Thousands of miles of undersea cables support our voracious demand for communication.

In the future, they also could reveal watery earthquakes.

In a startling finding in Monterey Bay, local scientists recorded seismic waves from a magnitude 3.4 earthquake near Gilroy as a long underwater fiber-optic cable strained and shifted.

“The cable moved with the seafloor, experiencing a small little stretch,” all captured by computer, said geophysicist Nate Lindsey, a UC Berkeley graduate student and lead author of the new research, published in Thursday’s issue of the journal Science.

The discovery suggests an important new use for the cables of our vast global undersea telecommunications network, laid by phone companies and also tech giants like Google, Amazon, Facebook and Microsoft.

These cables could serve as sensitive measures of Earth’s movement, allowing earthquake monitoring in hard-to-reach areas.

Inside the cables, buried just a few feet deep, are long glass fibers. On a stream of light, via photons, they carry our Internet and phone traffic – linking continents.

Fast, smooth and flawlessly, data rushes along these glass superhighways. It travels along the glass fibers at a steady rate of 10,000 to 100,000 laser pulses per second – until the earth shrugs.

Just a few nanometers of fiber movement upsets the parade of pulses.

Lindsey was in the middle of a four-day experiment in March 2018 when Gilroy rattled.

With a team from UC Berkeley, Lawrence Berkeley National Laboratory, Monterey Bay Aquarium Research Institute and the Houston-based Rice University, he was studying signal transmission along a permanent research cable that stretches from Moss Landing out to the deep Monterey Canyon – across the major San Gregorio Fault and several smaller fault zones.

To us, the earthquake was barely perceptible. Gilroy sits between three major fault lines – the Calaveras to the east, and the San Andreas and Sargent to the west – and is chronically restless.

But it created mayhem among the cable’s photons.

As the cable stretched, “the big train of photons, moving in a pulse, got knocked around, and sent back and forth,” said Lindsey.

“We see the wave front moving” as seismic energy flowed from its Gilroy epicenter out to sea, he said.

“Then we see the scattering” of light energy, especially where the cable stretched across the San Gregorio Fault Zone.

Almost instantly, a 12.5-mile stretch of undersea fiber-optic cable was serendipitously turned into the equivalent of 10,000 seismic stations along the ocean floor.

GIVEN EXERCISE 1:
Print the records word for word, from their first line through the line that contains "recommendation-title-text: 1. Keep", with both ends included.
GIVEN EXERCISE 2:
Carry on the article about undersea fiber-optic cables picking up earthquakes, starting after its last sentence.

ENTRIES SUPPLIED:

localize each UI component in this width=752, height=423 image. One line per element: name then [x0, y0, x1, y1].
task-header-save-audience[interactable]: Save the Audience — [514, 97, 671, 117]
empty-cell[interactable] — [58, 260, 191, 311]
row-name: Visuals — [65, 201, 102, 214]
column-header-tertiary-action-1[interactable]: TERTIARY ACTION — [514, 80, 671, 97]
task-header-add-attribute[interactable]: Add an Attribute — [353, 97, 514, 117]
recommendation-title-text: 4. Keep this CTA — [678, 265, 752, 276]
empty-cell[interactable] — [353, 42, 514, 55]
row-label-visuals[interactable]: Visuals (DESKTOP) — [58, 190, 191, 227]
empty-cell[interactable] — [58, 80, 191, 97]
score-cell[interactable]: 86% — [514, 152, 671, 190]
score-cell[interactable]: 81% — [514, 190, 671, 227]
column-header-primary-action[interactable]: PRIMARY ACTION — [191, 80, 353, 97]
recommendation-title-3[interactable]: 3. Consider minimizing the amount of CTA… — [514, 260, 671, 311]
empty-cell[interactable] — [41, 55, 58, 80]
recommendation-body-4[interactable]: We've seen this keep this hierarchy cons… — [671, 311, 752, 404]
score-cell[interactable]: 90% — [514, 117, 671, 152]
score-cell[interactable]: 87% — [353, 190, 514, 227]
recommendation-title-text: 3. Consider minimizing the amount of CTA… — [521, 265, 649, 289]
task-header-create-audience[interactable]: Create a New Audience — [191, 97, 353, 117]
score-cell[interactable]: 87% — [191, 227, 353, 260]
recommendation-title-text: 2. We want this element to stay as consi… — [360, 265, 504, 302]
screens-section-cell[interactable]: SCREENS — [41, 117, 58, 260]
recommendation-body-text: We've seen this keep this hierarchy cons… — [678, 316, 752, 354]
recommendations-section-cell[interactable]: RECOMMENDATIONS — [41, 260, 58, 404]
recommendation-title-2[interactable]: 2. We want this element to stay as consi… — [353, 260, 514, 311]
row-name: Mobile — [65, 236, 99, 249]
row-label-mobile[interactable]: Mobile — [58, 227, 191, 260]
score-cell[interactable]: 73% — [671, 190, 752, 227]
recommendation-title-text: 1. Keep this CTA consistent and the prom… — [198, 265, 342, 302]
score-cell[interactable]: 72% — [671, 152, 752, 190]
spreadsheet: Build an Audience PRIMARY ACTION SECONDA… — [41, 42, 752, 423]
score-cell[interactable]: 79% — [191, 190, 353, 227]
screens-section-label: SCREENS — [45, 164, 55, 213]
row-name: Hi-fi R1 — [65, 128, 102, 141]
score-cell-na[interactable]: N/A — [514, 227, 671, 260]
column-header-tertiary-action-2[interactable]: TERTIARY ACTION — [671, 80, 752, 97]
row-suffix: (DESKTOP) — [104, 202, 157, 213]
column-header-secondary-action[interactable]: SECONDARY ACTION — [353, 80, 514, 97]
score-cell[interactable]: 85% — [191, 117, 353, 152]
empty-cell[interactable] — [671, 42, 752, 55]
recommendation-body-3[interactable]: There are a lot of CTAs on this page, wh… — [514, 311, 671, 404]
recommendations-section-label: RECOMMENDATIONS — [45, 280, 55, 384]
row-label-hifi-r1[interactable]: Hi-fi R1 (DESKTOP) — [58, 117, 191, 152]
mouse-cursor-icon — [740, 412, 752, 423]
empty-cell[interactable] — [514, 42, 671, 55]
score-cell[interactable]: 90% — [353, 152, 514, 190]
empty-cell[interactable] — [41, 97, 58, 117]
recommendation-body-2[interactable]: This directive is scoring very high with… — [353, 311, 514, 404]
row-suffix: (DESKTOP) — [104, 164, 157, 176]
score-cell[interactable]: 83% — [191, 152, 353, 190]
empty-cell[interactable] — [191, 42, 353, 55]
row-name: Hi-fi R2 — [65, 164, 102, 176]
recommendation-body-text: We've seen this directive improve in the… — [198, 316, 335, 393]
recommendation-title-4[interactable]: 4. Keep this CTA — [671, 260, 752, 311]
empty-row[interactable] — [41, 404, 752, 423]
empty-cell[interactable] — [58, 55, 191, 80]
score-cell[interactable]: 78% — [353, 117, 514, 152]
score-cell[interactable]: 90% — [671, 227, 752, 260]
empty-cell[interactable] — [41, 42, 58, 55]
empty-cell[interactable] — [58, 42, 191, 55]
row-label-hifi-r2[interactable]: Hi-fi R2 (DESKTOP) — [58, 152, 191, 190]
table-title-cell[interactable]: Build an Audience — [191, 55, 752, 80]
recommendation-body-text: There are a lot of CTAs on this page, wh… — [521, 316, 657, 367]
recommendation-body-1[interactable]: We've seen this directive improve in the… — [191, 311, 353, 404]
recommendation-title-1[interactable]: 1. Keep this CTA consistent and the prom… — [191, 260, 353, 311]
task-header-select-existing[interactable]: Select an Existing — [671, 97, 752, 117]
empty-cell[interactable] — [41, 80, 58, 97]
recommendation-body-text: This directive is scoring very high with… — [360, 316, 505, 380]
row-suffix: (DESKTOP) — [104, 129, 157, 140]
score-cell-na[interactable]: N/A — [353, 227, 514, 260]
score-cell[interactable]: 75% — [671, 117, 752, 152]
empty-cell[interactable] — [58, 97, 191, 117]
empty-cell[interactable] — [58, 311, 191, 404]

EXERCISE ANSWER 1:
localize each UI component in this width=752, height=423 image. One line per element: name then [x0, y0, x1, y1].
task-header-save-audience[interactable]: Save the Audience — [514, 97, 671, 117]
empty-cell[interactable] — [58, 260, 191, 311]
row-name: Visuals — [65, 201, 102, 214]
column-header-tertiary-action-1[interactable]: TERTIARY ACTION — [514, 80, 671, 97]
task-header-add-attribute[interactable]: Add an Attribute — [353, 97, 514, 117]
recommendation-title-text: 4. Keep this CTA — [678, 265, 752, 276]
empty-cell[interactable] — [353, 42, 514, 55]
row-label-visuals[interactable]: Visuals (DESKTOP) — [58, 190, 191, 227]
empty-cell[interactable] — [58, 80, 191, 97]
score-cell[interactable]: 86% — [514, 152, 671, 190]
score-cell[interactable]: 81% — [514, 190, 671, 227]
column-header-primary-action[interactable]: PRIMARY ACTION — [191, 80, 353, 97]
recommendation-title-3[interactable]: 3. Consider minimizing the amount of CTA… — [514, 260, 671, 311]
empty-cell[interactable] — [41, 55, 58, 80]
recommendation-body-4[interactable]: We've seen this keep this hierarchy cons… — [671, 311, 752, 404]
score-cell[interactable]: 90% — [514, 117, 671, 152]
score-cell[interactable]: 87% — [353, 190, 514, 227]
recommendation-title-text: 3. Consider minimizing the amount of CTA… — [521, 265, 649, 289]
task-header-create-audience[interactable]: Create a New Audience — [191, 97, 353, 117]
score-cell[interactable]: 87% — [191, 227, 353, 260]
recommendation-title-text: 2. We want this element to stay as consi… — [360, 265, 504, 302]
screens-section-cell[interactable]: SCREENS — [41, 117, 58, 260]
recommendation-body-text: We've seen this keep this hierarchy cons… — [678, 316, 752, 354]
recommendations-section-cell[interactable]: RECOMMENDATIONS — [41, 260, 58, 404]
recommendation-title-2[interactable]: 2. We want this element to stay as consi… — [353, 260, 514, 311]
row-name: Mobile — [65, 236, 99, 249]
row-label-mobile[interactable]: Mobile — [58, 227, 191, 260]
score-cell[interactable]: 73% — [671, 190, 752, 227]
recommendation-title-text: 1. Keep this CTA consistent and the prom… — [198, 265, 342, 302]

EXERCISE ANSWER 2:
“We lucked out,” said Lindsey. “As soon as it happened, I rushed to the hut and downloaded data,” he said. Using software, it was converted into an image.

“It looked like a big messy wavefield of seismic waves,” he said. “It is very cool.”

Larger quakes would create a bigger mess than smaller ones, because the amplitude of the cable’s stretch is directly related to the magnitude and location of the earthquake.

“This is really a study on the frontier of seismology, the first time anyone has used offshore fiber-optic cables for looking at these types of oceanographic signals or for imaging fault structures,” said Jonathan Ajo-Franklin, a geophysics professor at Rice University in Houston and a faculty scientist at Berkeley Lab.

On dry land, we have plenty of earthquake detectors.

But few seismic stations exist out at sea, leaving more than two-thirds of Earth’s surface without instrumentation.

“One of the blank spots in the seismographic network worldwide is in the oceans,” said Ajo-Franklin.

The ultimate goal of the researchers’ efforts is to use the dense fiber-optic networks around the world – probably more than 6.2 million miles in all, on both land and under the sea – as sensitive measures of Earth’s movement.

The cables can also measure the fierceness of waves out at sea, because waves push on the ocean floor.

These networks are growing as more businesses rely on global cloud computing services and storage.

Earlier this year, the team reported the results of a six-month trial of seismic activity on land using 14 miles of “dark’ cable near Sacramento.

But to make use of the world’s “lit” network, the team first needs to prove it won’t disrupt commerce. It is now conducting experiments in “lit” fibers in a seismically active region near Southern California’s Salton Sea, seeking to ping laser pulses through one channel of the fiber optic cable – without interfering with other busy channels in the fiber.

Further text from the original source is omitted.